→ **正文部分**:
....................
就“Xorg Tainted”做了大量的检索,升级OS,升级eeprom都试过,依然无果。只能继续看log继续碰运气。
偶然发现这么一条:
话说带着语法着色,就是有种开卷考试自带答案的属性?
1 2 |
Jul 23 16:56:13 aq-display colord[895]: failed to get edid data: EDID length is too small Jul 23 16:56:14 aq-display colord[895]: failed to get session [pid 388]: 没有可用的数据 |
colord报告拿不到EDID的情况出现在部分的Xorg Tainted traceback之后,不是100%出现,但频率较高。且Xorg Tainted其traceback本身也提到了跟edid相关问题,属100%出现……嗯,会不会是简单的EDID(显示器参数汇报)问题呢?
那么现在Pi 4B上接了个啥显示器呢?
也不怕您笑话,一张办公桌连MBP算在一起,一共4台显示器。对Pi而言,多数时候远程,百八十年才看显示,省空间给了个小尺寸的某宝白牌显示器(灰尘请自动忽略)。
好吧,盲猜这哥们是在假死抱怨合作方业务水平,成,我给你换个业界普遍水平的(显示器)呗?
写个crontab自动重启20+次,尚未发现问题。
1 2 3 |
➜ ~ sudo crontab -l # m h dom mon dow command */10 * * * * /sbin/reboot |
用logrotate强制更新message和syslog,然后连续跑48小时自动重启,上班再查log就心中有数了。
同样是HDMI输出,话说Pi 3B为何完全没有问题呢?有知道的,敬请留言赐教。
文章的脚注信息由WordPress的wp-posturl插件自动生成
我的树莓派 最近也经常出问题,有的时候我执行reboot在重启之前就卡死了,只能断电,排除电源及内存卡问题,因为这两个我都更换过,重装系统也不行。
后来改用了ubuntu镜像就好了。
我用的是最新2021年11月的镜像,这个镜像对4b处理器提高了频率由1.5提高到了1.8G,但是我尝试在有问题的系统中降频还是不行,最后没办法我才换成ubuntu,用了几天很稳定。
举凡Linux死机,不会像Win那样变成玄学,只要花点功夫总能多少找出原因。你可以看一下死机时,网卡是否还能ping通,ssh是否还能连上,如果用raspi-config关掉xfce只用命令行的话,现象还能否重现。此外,死机强制重启后,应查看messages和syslog等系统日志,看有无可疑内容。
我们的业务是批量使用树莓派,4b的最新Raspbian系统我还没上,所以没体会过超频的感觉。就过往数千片使用经历而言,普遍来讲,Pi和Raspbian表现还是蛮稳定的,除了可能发生的单体质量问题,基本很少出现找不到理由的失效。
如果不是偶尔需求GUI,我可能也会考虑下ubuntu。然后前阵子测试pi kvm,发现其实Arch版本与Pi 4的兼容性也做的不错了,需要的话,您也可以考虑。
....................
→ **记录信息**:
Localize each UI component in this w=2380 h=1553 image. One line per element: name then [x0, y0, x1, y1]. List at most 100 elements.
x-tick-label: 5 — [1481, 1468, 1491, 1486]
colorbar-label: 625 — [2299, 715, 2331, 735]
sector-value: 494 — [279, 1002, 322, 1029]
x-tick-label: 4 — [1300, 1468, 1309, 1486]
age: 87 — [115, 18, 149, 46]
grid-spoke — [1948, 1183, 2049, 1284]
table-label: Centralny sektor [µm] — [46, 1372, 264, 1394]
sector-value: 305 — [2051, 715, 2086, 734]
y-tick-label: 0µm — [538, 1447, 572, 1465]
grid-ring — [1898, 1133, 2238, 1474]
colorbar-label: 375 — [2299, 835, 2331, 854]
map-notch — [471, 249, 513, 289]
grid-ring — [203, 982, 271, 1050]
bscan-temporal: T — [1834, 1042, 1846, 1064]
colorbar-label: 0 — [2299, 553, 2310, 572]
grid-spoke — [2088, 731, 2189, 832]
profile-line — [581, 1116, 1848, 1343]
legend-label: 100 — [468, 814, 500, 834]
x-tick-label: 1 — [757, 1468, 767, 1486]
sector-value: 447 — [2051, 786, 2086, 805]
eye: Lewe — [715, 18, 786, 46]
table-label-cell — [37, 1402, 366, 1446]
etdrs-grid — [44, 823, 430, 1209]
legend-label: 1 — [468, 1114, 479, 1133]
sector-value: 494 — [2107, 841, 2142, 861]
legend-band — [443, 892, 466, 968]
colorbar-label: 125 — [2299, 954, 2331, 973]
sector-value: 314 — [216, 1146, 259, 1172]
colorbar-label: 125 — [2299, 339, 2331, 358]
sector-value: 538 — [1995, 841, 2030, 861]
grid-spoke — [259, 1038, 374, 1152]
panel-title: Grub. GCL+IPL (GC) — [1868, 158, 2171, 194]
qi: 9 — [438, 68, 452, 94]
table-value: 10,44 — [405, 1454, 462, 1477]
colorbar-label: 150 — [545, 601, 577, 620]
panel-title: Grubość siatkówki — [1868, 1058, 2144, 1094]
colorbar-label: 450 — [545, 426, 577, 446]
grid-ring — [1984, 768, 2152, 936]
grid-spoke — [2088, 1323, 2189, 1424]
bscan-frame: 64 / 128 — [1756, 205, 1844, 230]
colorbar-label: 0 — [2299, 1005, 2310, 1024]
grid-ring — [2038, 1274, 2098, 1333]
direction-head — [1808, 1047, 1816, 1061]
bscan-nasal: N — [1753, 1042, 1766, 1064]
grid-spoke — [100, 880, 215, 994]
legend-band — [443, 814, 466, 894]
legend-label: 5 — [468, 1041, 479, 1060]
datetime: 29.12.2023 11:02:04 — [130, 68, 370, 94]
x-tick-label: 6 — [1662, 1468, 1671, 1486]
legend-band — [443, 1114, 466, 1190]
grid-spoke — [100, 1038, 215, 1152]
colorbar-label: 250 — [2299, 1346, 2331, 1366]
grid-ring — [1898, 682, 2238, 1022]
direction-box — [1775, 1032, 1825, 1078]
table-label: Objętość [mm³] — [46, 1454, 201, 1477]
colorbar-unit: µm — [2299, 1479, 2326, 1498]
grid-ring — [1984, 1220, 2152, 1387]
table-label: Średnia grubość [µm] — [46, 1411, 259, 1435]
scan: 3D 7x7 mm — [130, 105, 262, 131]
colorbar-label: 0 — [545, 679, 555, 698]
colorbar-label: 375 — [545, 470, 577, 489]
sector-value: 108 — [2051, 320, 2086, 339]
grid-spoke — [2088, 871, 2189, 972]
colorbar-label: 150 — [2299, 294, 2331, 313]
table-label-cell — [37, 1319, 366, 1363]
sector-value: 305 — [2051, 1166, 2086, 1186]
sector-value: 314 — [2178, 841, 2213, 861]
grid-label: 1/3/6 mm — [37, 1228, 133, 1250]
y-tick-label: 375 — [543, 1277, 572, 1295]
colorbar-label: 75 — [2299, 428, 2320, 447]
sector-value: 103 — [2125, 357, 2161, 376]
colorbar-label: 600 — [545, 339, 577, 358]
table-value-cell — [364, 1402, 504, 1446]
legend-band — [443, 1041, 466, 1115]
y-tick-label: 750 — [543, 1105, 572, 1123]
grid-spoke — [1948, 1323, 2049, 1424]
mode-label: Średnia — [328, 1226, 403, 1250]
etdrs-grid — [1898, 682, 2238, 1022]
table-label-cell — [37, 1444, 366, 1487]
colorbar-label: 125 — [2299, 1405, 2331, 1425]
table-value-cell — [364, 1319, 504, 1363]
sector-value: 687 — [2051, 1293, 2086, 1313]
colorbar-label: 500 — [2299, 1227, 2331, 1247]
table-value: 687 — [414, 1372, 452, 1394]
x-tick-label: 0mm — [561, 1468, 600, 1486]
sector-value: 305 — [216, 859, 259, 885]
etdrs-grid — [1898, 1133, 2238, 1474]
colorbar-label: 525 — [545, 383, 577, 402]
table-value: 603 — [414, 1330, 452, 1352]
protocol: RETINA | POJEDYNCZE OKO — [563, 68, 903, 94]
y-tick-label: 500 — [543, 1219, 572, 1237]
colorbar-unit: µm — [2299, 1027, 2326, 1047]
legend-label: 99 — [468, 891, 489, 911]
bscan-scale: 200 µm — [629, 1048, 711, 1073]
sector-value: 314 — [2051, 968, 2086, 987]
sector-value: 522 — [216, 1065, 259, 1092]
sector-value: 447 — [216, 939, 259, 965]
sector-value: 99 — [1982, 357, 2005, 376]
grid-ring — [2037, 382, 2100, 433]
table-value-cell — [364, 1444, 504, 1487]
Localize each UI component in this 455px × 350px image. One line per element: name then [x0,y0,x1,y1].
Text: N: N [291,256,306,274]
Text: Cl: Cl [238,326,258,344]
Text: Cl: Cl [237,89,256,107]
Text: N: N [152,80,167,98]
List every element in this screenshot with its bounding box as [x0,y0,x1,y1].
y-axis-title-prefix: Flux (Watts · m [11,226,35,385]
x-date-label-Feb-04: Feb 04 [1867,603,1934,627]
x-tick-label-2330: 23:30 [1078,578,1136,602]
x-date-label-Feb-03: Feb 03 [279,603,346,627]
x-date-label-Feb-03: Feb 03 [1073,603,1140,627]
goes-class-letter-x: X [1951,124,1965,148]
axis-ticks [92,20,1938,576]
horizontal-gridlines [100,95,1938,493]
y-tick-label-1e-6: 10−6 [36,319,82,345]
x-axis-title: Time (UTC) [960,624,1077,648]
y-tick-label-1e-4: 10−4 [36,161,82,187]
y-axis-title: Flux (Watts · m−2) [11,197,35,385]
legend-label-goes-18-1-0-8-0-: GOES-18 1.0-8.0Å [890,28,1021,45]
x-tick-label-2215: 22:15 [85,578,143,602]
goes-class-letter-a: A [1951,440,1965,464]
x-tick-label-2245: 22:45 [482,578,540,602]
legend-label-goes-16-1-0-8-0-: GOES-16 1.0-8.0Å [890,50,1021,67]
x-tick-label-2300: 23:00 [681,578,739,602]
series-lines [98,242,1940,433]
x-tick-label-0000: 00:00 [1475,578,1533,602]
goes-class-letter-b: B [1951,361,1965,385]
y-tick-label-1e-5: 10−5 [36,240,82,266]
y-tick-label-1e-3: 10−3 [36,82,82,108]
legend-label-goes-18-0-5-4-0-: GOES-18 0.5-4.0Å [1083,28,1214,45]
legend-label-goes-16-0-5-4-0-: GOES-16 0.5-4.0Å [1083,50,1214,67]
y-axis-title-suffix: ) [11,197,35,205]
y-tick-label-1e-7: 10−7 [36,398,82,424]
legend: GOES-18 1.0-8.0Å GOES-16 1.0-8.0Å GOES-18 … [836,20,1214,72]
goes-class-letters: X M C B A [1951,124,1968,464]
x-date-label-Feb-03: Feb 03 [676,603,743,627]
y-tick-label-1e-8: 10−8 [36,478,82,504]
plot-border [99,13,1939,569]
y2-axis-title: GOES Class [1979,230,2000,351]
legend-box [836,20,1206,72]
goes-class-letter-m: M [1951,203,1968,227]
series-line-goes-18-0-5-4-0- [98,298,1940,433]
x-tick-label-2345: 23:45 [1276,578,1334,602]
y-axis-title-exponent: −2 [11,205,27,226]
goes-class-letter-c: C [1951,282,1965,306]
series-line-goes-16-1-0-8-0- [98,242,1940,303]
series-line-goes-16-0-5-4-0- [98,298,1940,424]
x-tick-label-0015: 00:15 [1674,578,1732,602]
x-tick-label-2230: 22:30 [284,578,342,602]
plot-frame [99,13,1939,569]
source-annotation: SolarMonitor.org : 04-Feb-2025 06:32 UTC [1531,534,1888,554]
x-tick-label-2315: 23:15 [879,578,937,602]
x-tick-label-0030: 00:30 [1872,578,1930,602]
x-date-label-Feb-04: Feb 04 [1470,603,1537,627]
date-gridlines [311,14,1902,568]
....................
→ **操作要求**:
**a)** 正文部分中,作者写了crontab自动重启多少次,尚未发现问题?
**b)** 请照原文输出正文部分里从“写个crontab自动重启20+次,尚未发现问题。”起、到“本很少出现找不到理由的失效。”止的这一段。

→ **参考答案**:
**a)** 20多次。

**b)**
写个crontab自动重启20+次,尚未发现问题。
1 2 3 |
➜ ~ sudo crontab -l # m h dom mon dow command */10 * * * * /sbin/reboot |
用logrotate强制更新message和syslog,然后连续跑48小时自动重启,上班再查log就心中有数了。
同样是HDMI输出,话说Pi 3B为何完全没有问题呢?有知道的,敬请留言赐教。
文章的脚注信息由WordPress的wp-posturl插件自动生成
我的树莓派 最近也经常出问题,有的时候我执行reboot在重启之前就卡死了,只能断电,排除电源及内存卡问题,因为这两个我都更换过,重装系统也不行。
后来改用了ubuntu镜像就好了。
我用的是最新2021年11月的镜像,这个镜像对4b处理器提高了频率由1.5提高到了1.8G,但是我尝试在有问题的系统中降频还是不行,最后没办法我才换成ubuntu,用了几天很稳定。
举凡Linux死机,不会像Win那样变成玄学,只要花点功夫总能多少找出原因。你可以看一下死机时,网卡是否还能ping通,ssh是否还能连上,如果用raspi-config关掉xfce只用命令行的话,现象还能否重现。此外,死机强制重启后,应查看messages和syslog等系统日志,看有无可疑内容。
我们的业务是批量使用树莓派,4b的最新Raspbian系统我还没上,所以没体会过超频的感觉。就过往数千片使用经历而言,普遍来讲,Pi和Raspbian表现还是蛮稳定的,除了可能发生的单体质量问题,基本很少出现找不到理由的失效。